GOAL — Images do not belong in the copy. Retype all the entries below exactly.

DATASET EXCERPTS —
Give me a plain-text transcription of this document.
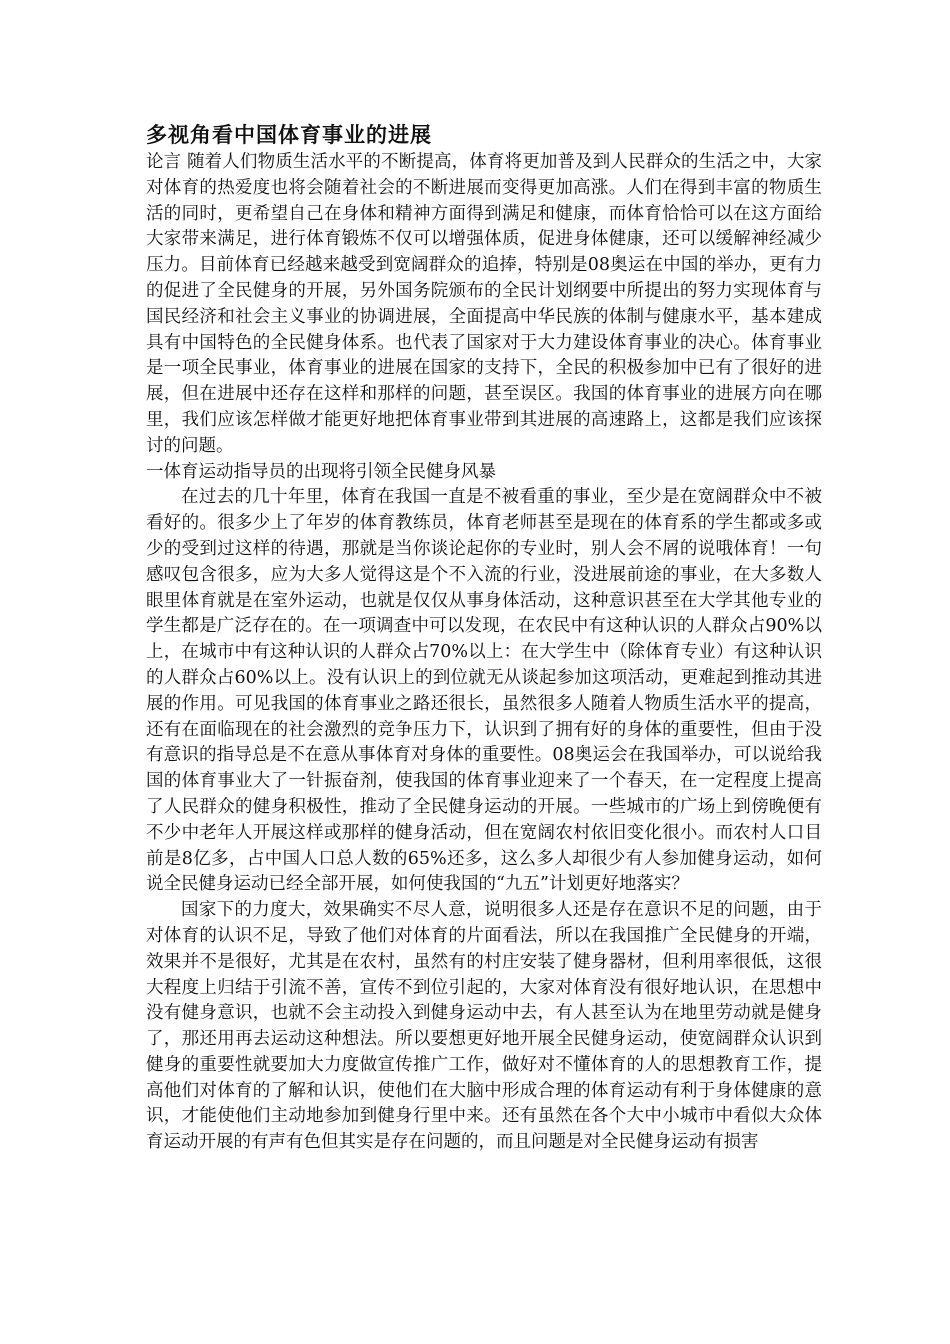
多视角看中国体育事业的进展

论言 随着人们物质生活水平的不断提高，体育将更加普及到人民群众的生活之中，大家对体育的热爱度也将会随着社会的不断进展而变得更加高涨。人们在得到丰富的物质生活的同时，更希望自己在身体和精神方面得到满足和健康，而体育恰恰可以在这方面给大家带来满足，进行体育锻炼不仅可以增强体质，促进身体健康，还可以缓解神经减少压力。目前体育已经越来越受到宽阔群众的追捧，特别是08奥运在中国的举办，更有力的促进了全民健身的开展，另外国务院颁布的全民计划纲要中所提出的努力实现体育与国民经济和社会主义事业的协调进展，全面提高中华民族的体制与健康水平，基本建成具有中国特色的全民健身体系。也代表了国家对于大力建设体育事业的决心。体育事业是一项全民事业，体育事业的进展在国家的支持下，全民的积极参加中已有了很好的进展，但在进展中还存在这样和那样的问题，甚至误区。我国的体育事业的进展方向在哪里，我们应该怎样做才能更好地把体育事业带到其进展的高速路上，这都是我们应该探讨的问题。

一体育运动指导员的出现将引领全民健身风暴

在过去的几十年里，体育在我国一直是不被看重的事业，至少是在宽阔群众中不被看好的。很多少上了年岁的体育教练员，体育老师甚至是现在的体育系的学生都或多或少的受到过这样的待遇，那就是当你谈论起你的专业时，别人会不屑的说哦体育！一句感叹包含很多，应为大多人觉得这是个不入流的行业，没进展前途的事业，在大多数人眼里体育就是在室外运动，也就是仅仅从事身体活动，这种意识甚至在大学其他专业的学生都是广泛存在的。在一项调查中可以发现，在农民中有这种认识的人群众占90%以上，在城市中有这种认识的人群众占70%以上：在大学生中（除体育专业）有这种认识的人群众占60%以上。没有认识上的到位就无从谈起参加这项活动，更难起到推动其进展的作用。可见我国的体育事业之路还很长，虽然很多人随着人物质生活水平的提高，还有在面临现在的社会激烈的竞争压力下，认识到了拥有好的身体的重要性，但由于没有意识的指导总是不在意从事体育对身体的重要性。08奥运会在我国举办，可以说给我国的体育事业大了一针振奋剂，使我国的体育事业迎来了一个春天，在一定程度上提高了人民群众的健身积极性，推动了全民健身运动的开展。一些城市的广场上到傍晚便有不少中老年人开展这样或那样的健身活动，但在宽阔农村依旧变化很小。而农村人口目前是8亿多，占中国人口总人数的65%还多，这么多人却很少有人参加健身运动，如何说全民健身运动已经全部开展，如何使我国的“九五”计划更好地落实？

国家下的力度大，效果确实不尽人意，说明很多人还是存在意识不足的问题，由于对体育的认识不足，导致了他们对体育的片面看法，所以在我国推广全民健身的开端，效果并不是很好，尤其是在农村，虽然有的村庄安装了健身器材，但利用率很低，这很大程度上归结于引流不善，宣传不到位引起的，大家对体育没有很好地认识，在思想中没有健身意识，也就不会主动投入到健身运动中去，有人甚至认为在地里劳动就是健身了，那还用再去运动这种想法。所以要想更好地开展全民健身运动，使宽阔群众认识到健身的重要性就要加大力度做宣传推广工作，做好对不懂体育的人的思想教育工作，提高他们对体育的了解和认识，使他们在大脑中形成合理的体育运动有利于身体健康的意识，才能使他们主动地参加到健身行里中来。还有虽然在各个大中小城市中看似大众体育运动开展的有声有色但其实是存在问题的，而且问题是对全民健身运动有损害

ANSWER TO THIS TASK —
Give me a plain-text transcription of this document.
多视角看中国体育事业的进展

论言 随着人们物质生活水平的不断提高，体育将更加普及到人民群众的生活之中，大家对体育的热爱度也将会随着社会的不断进展而变得更加高涨。人们在得到丰富的物质生活的同时，更希望自己在身体和精神方面得到满足和健康，而体育恰恰可以在这方面给大家带来满足，进行体育锻炼不仅可以增强体质，促进身体健康，还可以缓解神经减少压力。目前体育已经越来越受到宽阔群众的追捧，特别是08奥运在中国的举办，更有力的促进了全民健身的开展，另外国务院颁布的全民计划纲要中所提出的努力实现体育与国民经济和社会主义事业的协调进展，全面提高中华民族的体制与健康水平，基本建成具有中国特色的全民健身体系。也代表了国家对于大力建设体育事业的决心。体育事业是一项全民事业，体育事业的进展在国家的支持下，全民的积极参加中已有了很好的进展，但在进展中还存在这样和那样的问题，甚至误区。我国的体育事业的进展方向在哪里，我们应该怎样做才能更好地把体育事业带到其进展的高速路上，这都是我们应该探讨的问题。

一体育运动指导员的出现将引领全民健身风暴

在过去的几十年里，体育在我国一直是不被看重的事业，至少是在宽阔群众中不被看好的。很多少上了年岁的体育教练员，体育老师甚至是现在的体育系的学生都或多或少的受到过这样的待遇，那就是当你谈论起你的专业时，别人会不屑的说哦体育！一句感叹包含很多，应为大多人觉得这是个不入流的行业，没进展前途的事业，在大多数人眼里体育就是在室外运动，也就是仅仅从事身体活动，这种意识甚至在大学其他专业的学生都是广泛存在的。在一项调查中可以发现，在农民中有这种认识的人群众占90%以上，在城市中有这种认识的人群众占70%以上：在大学生中（除体育专业）有这种认识的人群众占60%以上。没有认识上的到位就无从谈起参加这项活动，更难起到推动其进展的作用。可见我国的体育事业之路还很长，虽然很多人随着人物质生活水平的提高，还有在面临现在的社会激烈的竞争压力下，认识到了拥有好的身体的重要性，但由于没有意识的指导总是不在意从事体育对身体的重要性。08奥运会在我国举办，可以说给我国的体育事业大了一针振奋剂，使我国的体育事业迎来了一个春天，在一定程度上提高了人民群众的健身积极性，推动了全民健身运动的开展。一些城市的广场上到傍晚便有不少中老年人开展这样或那样的健身活动，但在宽阔农村依旧变化很小。而农村人口目前是8亿多，占中国人口总人数的65%还多，这么多人却很少有人参加健身运动，如何说全民健身运动已经全部开展，如何使我国的“九五”计划更好地落实？

国家下的力度大，效果确实不尽人意，说明很多人还是存在意识不足的问题，由于对体育的认识不足，导致了他们对体育的片面看法，所以在我国推广全民健身的开端，效果并不是很好，尤其是在农村，虽然有的村庄安装了健身器材，但利用率很低，这很大程度上归结于引流不善，宣传不到位引起的，大家对体育没有很好地认识，在思想中没有健身意识，也就不会主动投入到健身运动中去，有人甚至认为在地里劳动就是健身了，那还用再去运动这种想法。所以要想更好地开展全民健身运动，使宽阔群众认识到健身的重要性就要加大力度做宣传推广工作，做好对不懂体育的人的思想教育工作，提高他们对体育的了解和认识，使他们在大脑中形成合理的体育运动有利于身体健康的意识，才能使他们主动地参加到健身行里中来。还有虽然在各个大中小城市中看似大众体育运动开展的有声有色但其实是存在问题的，而且问题是对全民健身运动有损害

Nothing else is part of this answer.